┌─ RECORD EXTRACTS

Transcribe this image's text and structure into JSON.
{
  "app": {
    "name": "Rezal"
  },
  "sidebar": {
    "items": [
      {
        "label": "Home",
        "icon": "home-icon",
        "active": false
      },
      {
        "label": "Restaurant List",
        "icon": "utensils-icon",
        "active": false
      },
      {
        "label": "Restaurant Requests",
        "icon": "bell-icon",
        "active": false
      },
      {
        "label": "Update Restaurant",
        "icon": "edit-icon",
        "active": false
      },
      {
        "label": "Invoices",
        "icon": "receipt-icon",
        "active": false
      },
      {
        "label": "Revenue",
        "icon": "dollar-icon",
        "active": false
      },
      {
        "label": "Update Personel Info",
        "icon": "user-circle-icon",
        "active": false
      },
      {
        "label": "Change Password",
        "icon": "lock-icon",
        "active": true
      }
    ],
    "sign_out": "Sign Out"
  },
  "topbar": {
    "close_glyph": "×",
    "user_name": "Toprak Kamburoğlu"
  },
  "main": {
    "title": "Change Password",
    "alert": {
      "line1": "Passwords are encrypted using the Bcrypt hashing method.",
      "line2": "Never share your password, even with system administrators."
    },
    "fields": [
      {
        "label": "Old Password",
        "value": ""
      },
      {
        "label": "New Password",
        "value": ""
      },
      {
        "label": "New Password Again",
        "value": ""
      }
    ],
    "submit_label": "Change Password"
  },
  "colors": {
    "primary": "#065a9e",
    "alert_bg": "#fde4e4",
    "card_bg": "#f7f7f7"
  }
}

└─

• PROBLEM REQUIREMENTS: Return every record, word for word.

• EXERCISE RESPONSE:
Transcribe this image's text and structure into JSON.
{
  "app": {
    "name": "Rezal"
  },
  "sidebar": {
    "items": [
      {
        "label": "Home",
        "icon": "home-icon",
        "active": false
      },
      {
        "label": "Restaurant List",
        "icon": "utensils-icon",
        "active": false
      },
      {
        "label": "Restaurant Requests",
        "icon": "bell-icon",
        "active": false
      },
      {
        "label": "Update Restaurant",
        "icon": "edit-icon",
        "active": false
      },
      {
        "label": "Invoices",
        "icon": "receipt-icon",
        "active": false
      },
      {
        "label": "Revenue",
        "icon": "dollar-icon",
        "active": false
      },
      {
        "label": "Update Personel Info",
        "icon": "user-circle-icon",
        "active": false
      },
      {
        "label": "Change Password",
        "icon": "lock-icon",
        "active": true
      }
    ],
    "sign_out": "Sign Out"
  },
  "topbar": {
    "close_glyph": "×",
    "user_name": "Toprak Kamburoğlu"
  },
  "main": {
    "title": "Change Password",
    "alert": {
      "line1": "Passwords are encrypted using the Bcrypt hashing method.",
      "line2": "Never share your password, even with system administrators."
    },
    "fields": [
      {
        "label": "Old Password",
        "value": ""
      },
      {
        "label": "New Password",
        "value": ""
      },
      {
        "label": "New Password Again",
        "value": ""
      }
    ],
    "submit_label": "Change Password"
  },
  "colors": {
    "primary": "#065a9e",
    "alert_bg": "#fde4e4",
    "card_bg": "#f7f7f7"
  }
}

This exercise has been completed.